* Given data:
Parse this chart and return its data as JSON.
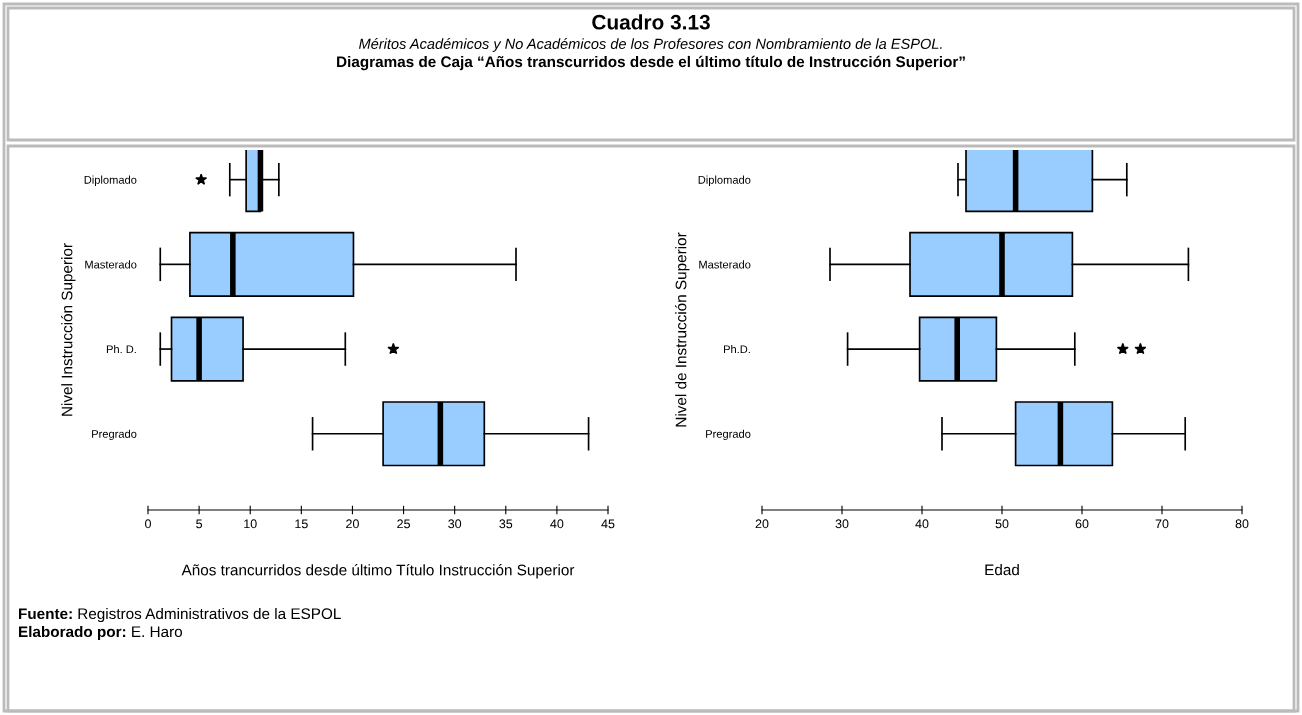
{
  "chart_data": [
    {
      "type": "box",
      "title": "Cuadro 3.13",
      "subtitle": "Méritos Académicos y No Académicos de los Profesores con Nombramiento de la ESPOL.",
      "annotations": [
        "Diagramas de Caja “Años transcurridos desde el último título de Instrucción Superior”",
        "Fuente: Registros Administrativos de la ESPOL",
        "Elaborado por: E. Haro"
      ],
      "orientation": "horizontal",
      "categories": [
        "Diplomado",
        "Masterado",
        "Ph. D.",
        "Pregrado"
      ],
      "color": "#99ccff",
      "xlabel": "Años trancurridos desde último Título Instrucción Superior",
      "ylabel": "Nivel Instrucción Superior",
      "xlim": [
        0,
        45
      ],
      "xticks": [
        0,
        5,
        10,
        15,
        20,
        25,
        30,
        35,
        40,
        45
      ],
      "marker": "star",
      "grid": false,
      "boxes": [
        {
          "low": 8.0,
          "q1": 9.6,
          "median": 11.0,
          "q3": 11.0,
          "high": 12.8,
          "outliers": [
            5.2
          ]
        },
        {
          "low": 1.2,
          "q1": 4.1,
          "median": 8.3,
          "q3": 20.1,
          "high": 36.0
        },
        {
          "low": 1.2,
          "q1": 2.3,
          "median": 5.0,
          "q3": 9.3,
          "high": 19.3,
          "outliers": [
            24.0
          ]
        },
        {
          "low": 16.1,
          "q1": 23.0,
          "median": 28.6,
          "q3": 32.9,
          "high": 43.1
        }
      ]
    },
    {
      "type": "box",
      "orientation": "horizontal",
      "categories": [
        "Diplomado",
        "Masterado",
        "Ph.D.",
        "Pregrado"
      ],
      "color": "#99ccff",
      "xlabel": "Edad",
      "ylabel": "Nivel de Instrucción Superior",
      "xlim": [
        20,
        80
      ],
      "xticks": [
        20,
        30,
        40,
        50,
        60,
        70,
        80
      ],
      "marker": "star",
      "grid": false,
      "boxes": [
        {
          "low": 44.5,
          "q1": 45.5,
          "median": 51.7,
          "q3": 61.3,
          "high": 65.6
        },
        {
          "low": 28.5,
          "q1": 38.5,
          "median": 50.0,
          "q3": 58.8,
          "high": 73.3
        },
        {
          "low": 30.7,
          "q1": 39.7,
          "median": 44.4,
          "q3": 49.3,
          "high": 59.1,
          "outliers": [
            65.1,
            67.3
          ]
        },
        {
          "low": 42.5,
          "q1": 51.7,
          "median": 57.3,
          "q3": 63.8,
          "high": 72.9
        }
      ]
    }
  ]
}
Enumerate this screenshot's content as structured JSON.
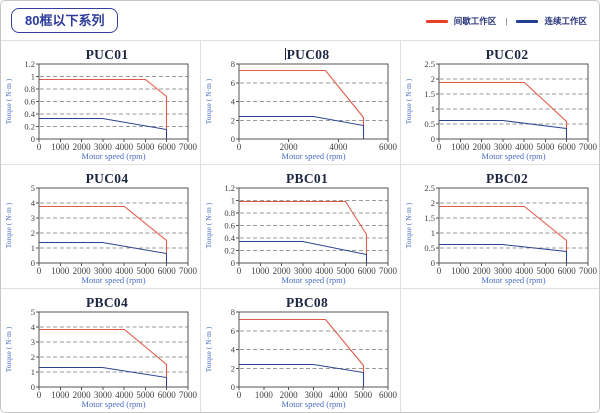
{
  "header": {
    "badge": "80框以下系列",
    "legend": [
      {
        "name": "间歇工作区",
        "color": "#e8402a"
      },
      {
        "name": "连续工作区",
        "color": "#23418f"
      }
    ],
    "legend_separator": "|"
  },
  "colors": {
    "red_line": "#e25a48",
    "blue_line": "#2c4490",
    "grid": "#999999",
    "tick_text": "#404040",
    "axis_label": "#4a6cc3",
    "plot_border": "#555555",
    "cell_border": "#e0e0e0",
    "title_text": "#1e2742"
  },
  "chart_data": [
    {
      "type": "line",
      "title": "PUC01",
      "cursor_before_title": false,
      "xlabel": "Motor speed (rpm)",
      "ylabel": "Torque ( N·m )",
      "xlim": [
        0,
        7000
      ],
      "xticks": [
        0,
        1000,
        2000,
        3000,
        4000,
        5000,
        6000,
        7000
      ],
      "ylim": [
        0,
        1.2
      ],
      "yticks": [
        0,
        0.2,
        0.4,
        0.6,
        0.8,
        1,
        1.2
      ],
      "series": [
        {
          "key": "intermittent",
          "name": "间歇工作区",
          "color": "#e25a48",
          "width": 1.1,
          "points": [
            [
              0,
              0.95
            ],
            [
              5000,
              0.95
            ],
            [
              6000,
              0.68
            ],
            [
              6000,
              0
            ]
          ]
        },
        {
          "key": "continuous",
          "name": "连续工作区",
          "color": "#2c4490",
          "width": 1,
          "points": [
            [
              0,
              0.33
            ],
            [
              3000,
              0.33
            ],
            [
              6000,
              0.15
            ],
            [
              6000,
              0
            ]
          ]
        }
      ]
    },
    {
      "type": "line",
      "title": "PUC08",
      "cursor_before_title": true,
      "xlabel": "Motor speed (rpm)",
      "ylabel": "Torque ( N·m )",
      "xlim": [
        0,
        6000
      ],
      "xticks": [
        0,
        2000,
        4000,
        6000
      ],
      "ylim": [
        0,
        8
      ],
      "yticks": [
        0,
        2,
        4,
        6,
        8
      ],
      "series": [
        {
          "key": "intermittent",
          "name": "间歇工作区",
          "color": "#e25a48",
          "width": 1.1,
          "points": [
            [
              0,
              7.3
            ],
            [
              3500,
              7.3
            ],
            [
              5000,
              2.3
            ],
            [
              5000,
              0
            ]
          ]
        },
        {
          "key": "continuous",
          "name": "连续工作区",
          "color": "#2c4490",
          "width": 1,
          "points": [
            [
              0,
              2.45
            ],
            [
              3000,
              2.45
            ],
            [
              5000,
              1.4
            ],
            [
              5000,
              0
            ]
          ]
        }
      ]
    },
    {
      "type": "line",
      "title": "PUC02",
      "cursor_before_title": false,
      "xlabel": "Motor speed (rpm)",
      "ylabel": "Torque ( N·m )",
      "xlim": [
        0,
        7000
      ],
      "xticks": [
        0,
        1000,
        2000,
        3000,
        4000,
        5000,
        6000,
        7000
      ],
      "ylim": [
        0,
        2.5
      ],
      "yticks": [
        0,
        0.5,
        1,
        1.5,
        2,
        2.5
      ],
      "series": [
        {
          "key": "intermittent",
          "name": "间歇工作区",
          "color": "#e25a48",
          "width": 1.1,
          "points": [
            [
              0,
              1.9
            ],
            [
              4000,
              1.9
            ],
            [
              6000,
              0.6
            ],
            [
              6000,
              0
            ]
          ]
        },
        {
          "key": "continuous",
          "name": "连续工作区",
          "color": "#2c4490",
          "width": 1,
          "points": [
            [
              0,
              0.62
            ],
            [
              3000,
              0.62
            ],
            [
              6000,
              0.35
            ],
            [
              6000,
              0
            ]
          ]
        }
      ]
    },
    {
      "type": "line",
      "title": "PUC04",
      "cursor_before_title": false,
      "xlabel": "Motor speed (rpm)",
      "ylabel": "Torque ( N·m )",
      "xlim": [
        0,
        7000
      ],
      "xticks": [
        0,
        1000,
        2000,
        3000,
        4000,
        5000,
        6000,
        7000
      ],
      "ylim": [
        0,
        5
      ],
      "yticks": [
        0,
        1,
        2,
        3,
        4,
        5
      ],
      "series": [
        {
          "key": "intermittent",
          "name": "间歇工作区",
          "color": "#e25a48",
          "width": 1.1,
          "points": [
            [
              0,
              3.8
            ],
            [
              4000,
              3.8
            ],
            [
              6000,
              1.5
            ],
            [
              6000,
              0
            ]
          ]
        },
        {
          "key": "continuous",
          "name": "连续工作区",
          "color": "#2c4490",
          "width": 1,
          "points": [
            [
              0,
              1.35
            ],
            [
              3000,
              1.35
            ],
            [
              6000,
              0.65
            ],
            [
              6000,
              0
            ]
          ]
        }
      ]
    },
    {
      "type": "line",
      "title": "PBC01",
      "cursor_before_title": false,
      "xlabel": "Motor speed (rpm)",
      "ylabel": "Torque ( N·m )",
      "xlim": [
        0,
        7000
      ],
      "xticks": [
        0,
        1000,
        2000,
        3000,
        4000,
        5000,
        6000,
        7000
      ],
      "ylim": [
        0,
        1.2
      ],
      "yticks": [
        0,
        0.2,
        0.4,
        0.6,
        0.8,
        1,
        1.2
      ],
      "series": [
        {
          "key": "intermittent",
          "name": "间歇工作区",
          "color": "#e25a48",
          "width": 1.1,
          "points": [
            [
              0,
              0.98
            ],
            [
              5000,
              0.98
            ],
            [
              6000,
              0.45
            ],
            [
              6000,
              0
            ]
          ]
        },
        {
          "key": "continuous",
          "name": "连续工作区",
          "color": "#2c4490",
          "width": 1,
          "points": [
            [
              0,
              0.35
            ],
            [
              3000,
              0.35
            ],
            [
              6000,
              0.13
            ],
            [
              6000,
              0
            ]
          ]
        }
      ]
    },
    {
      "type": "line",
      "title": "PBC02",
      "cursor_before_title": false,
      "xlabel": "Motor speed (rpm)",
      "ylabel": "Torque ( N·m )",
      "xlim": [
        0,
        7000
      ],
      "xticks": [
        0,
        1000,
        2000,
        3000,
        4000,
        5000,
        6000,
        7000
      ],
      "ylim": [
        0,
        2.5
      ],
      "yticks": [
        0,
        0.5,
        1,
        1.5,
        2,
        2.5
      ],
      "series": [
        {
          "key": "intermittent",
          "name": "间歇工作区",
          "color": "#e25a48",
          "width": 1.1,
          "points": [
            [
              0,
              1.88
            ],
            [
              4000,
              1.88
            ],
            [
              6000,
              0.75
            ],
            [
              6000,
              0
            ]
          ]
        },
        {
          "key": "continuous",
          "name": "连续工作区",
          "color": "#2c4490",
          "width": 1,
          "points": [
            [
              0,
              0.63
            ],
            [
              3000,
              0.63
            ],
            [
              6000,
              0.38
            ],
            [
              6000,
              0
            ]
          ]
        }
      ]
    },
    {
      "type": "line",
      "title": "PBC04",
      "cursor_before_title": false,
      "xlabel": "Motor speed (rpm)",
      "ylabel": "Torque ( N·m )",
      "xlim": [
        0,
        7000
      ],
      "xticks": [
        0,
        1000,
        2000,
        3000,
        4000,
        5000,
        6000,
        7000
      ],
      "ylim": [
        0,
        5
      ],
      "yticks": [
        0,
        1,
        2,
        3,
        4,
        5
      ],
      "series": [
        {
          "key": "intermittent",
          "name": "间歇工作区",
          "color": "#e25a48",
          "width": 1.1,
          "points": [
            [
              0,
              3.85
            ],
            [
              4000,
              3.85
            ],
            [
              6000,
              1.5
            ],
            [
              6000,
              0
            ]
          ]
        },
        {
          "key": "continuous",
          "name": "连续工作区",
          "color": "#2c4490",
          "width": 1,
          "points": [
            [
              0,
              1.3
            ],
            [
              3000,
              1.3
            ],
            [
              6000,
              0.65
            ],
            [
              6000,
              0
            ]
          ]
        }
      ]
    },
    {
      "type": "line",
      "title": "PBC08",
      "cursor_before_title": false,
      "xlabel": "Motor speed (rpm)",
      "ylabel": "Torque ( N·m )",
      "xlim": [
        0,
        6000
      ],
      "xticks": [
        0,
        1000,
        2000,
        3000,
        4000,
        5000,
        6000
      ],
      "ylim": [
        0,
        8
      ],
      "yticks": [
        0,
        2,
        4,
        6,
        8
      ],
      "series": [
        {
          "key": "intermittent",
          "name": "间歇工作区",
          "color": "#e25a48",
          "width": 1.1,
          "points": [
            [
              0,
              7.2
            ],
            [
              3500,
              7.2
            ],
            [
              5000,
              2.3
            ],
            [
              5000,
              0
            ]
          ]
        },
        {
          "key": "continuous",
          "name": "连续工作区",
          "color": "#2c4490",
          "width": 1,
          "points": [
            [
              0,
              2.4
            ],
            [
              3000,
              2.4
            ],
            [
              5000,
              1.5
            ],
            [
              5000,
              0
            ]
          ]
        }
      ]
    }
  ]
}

* Exercise prompt: Select from the material above each line in which the string "Superior" appears, and list those lines.

* Response below:
        "Diagramas de Caja “Años transcurridos desde el último título de Instrucción Superior”",
      "xlabel": "Años trancurridos desde último Título Instrucción Superior",
      "ylabel": "Nivel Instrucción Superior",
      "ylabel": "Nivel de Instrucción Superior",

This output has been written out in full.